======== RECORDS

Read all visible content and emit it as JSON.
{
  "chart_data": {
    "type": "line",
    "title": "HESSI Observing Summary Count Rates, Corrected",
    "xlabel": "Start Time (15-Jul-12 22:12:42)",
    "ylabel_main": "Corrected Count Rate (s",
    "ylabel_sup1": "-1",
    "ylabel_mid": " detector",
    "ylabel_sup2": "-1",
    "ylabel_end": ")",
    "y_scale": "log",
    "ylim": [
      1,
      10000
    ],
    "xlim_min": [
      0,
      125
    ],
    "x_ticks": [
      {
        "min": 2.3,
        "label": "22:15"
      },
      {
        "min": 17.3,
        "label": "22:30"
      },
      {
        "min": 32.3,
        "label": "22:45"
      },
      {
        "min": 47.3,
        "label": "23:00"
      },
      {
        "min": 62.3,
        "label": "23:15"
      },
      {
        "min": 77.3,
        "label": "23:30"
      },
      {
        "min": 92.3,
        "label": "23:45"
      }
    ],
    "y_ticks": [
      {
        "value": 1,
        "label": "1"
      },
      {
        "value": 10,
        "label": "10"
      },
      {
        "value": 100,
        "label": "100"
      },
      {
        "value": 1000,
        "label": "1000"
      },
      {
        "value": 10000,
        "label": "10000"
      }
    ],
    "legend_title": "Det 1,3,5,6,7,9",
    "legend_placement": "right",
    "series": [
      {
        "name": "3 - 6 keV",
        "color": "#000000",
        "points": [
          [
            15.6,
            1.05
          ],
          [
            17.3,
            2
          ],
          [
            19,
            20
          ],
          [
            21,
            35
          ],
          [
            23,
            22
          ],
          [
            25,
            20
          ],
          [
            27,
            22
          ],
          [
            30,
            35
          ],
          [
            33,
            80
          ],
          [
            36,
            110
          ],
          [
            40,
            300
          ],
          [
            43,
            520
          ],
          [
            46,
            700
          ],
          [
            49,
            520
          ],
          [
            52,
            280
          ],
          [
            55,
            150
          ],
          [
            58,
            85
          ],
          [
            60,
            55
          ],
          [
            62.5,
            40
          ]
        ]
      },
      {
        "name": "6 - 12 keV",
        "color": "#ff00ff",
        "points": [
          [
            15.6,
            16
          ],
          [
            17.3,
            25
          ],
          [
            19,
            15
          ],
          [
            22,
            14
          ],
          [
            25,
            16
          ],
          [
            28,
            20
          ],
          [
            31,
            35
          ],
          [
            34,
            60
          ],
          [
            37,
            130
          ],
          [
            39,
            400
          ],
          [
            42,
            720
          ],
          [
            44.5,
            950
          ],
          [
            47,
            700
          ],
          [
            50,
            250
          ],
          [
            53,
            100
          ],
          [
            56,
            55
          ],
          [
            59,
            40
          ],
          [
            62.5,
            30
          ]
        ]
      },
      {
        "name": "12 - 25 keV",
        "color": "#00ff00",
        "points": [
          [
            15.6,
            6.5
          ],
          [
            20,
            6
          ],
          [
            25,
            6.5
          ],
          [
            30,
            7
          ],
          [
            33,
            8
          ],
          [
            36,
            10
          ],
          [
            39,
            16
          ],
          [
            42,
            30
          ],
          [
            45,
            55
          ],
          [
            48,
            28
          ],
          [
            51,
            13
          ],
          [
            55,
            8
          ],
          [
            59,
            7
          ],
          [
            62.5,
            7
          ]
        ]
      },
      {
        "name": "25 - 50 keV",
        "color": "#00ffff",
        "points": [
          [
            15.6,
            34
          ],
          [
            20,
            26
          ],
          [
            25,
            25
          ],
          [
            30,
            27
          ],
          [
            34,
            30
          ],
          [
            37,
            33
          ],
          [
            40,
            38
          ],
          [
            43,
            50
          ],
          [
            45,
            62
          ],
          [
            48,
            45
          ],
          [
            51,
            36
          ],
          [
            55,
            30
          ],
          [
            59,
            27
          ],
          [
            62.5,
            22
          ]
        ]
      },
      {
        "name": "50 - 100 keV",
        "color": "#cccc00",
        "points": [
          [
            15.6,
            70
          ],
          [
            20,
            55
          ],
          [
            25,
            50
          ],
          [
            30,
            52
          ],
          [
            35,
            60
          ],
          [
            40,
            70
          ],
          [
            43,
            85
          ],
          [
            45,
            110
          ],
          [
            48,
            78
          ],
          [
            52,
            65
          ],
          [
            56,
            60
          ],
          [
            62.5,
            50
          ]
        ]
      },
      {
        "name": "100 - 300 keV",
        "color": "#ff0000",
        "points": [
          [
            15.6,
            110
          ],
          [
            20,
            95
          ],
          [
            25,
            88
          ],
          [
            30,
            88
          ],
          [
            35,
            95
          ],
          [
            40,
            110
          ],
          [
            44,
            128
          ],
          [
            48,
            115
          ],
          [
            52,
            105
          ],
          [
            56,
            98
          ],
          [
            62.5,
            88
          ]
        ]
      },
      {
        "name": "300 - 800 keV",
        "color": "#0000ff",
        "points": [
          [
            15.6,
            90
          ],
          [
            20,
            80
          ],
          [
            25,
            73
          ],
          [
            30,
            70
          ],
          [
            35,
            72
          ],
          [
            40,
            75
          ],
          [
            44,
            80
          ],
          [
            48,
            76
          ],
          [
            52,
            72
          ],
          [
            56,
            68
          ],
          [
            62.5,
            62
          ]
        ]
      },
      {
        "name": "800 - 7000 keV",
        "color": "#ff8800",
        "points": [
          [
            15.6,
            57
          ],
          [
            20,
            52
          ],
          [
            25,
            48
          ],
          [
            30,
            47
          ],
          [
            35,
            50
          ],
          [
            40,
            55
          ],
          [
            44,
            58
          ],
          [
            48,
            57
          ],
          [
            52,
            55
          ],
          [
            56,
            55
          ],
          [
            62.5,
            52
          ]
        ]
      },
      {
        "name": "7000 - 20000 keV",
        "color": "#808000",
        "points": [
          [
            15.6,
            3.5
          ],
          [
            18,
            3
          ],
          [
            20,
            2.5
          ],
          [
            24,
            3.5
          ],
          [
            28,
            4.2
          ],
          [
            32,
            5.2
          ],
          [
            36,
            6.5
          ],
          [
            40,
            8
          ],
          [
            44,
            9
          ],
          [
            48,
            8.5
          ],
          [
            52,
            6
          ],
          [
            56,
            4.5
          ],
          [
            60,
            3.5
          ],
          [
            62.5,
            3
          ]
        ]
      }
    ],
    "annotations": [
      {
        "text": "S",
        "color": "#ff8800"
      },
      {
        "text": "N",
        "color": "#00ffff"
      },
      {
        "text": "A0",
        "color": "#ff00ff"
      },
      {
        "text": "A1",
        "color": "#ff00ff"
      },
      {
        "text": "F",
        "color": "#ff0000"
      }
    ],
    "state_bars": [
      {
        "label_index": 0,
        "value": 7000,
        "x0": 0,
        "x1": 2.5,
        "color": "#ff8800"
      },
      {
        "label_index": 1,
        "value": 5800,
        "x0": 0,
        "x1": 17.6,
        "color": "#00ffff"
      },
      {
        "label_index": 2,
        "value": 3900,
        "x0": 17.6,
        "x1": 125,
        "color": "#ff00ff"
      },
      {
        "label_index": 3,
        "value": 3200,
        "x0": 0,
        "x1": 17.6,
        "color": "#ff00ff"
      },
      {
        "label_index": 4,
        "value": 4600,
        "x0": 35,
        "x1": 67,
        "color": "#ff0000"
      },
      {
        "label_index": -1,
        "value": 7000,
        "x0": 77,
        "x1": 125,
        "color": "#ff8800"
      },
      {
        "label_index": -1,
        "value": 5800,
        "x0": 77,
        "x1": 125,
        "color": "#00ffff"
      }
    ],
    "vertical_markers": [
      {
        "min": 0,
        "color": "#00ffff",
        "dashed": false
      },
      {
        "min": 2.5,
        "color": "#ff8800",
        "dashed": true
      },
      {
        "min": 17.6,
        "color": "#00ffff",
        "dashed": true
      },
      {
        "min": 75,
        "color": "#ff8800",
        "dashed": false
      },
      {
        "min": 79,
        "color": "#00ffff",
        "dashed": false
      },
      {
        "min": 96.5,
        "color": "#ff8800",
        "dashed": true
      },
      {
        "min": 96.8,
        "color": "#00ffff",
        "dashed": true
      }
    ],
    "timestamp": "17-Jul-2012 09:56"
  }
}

================

*YOUR GOAL:* Copy each line of the records that contains the word "Count".

*OUTPUT:*
    "title": "HESSI Observing Summary Count Rates, Corrected",
    "ylabel_main": "Corrected Count Rate (s",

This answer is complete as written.